Scan the entries below. List each line with "name".

**Record excerpts**
□ □ □

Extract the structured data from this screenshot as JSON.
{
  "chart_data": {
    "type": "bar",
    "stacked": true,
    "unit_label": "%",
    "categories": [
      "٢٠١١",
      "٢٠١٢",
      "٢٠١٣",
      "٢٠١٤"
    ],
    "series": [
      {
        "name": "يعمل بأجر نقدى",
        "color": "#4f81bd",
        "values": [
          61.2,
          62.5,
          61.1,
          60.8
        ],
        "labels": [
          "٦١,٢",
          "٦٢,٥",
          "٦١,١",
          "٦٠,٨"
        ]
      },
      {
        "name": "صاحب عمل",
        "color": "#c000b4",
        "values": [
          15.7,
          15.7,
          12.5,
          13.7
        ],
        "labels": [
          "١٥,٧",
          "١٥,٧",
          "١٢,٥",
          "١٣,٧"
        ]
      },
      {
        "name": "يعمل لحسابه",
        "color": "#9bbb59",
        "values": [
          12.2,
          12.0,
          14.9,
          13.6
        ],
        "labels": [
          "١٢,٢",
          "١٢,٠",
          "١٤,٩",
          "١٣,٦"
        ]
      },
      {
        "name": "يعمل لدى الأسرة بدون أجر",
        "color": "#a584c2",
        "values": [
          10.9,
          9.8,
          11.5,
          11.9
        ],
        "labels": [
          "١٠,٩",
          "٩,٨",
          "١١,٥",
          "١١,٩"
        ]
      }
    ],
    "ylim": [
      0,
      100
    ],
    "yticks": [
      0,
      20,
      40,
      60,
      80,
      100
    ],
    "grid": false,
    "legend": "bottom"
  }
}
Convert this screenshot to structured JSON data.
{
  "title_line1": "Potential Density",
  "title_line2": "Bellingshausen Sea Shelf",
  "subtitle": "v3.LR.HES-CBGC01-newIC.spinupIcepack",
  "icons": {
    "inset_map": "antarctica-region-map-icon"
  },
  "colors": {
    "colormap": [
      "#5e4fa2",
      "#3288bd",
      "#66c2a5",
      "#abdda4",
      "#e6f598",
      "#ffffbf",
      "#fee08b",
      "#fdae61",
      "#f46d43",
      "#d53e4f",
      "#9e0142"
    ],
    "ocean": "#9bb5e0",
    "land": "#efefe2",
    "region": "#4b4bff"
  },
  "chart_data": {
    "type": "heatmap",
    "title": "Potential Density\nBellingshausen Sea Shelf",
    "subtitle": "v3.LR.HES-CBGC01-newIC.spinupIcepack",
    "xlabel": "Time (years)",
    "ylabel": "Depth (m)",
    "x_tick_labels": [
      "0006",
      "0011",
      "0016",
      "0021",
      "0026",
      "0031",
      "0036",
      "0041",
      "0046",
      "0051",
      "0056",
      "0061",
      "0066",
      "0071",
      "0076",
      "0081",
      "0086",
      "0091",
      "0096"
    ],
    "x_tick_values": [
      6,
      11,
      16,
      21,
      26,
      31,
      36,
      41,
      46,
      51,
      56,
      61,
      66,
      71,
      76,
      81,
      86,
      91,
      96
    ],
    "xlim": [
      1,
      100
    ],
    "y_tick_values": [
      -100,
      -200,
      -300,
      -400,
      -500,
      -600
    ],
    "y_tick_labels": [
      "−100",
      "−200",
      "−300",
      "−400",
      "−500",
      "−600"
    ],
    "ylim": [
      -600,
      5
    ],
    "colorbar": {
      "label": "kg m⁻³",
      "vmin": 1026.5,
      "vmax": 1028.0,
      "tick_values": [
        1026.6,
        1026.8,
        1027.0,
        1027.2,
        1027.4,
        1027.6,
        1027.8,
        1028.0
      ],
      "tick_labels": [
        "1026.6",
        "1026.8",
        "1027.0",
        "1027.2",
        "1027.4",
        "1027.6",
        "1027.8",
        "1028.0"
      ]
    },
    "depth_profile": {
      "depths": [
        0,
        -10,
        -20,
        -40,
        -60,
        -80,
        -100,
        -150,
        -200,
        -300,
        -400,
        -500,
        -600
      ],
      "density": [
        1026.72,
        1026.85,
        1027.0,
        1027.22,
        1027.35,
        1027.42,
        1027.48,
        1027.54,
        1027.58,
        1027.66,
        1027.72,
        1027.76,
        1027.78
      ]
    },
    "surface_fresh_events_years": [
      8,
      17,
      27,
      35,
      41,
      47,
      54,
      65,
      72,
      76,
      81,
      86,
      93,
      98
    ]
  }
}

□ □ □

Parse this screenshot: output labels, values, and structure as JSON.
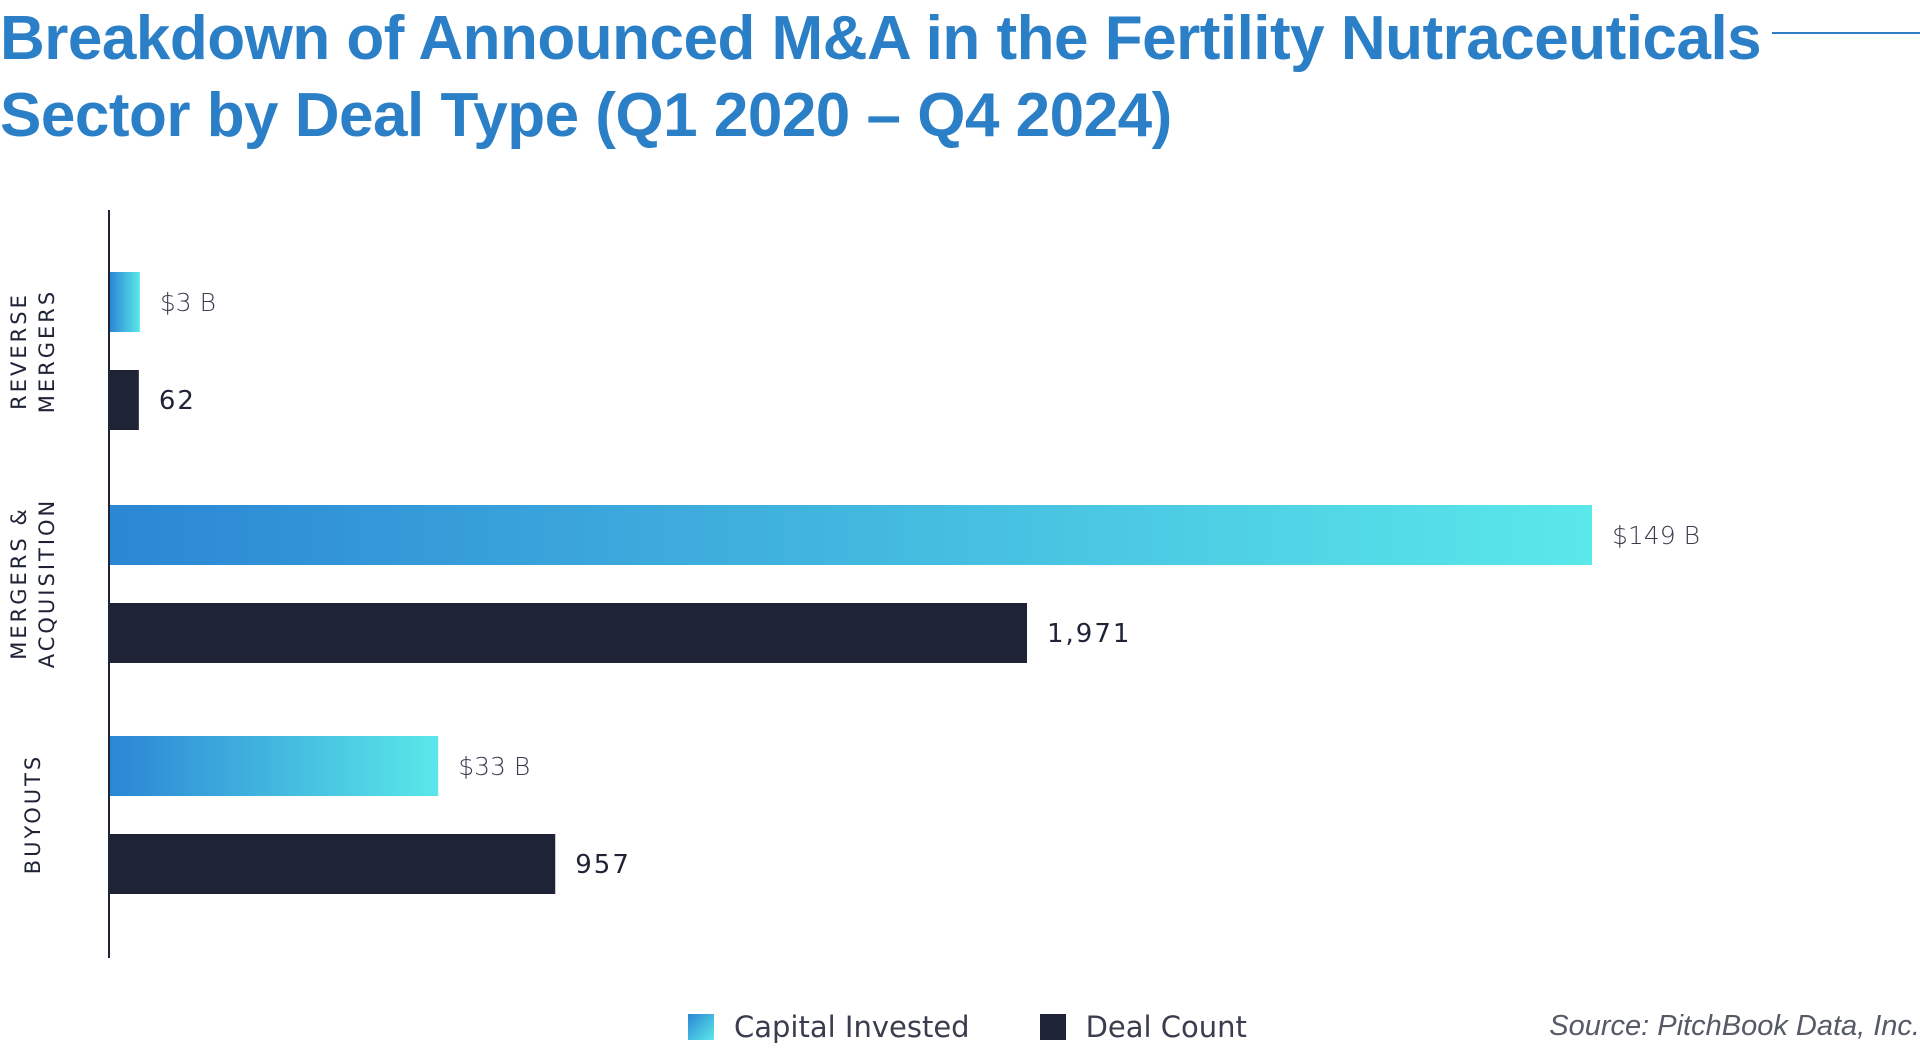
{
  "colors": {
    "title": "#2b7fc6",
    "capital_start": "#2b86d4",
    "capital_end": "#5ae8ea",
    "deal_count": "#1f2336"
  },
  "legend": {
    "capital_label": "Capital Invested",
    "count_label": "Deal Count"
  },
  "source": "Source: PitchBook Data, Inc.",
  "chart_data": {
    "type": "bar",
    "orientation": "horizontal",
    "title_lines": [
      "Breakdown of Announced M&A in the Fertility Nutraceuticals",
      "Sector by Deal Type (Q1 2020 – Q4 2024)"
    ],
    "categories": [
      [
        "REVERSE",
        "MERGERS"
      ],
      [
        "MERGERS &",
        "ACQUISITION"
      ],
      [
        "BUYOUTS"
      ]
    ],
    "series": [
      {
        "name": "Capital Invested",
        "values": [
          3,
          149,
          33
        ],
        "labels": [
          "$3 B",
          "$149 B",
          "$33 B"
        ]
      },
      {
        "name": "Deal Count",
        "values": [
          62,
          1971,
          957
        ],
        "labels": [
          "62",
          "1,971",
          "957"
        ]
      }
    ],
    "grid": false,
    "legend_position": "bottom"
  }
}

□ □ □

**Response to this exercise**
        "name": "يعمل بأجر نقدى",
        "name": "صاحب عمل",
        "name": "يعمل لحسابه",
        "name": "يعمل لدى الأسرة بدون أجر",
        "name": "Capital Invested",
        "name": "Deal Count",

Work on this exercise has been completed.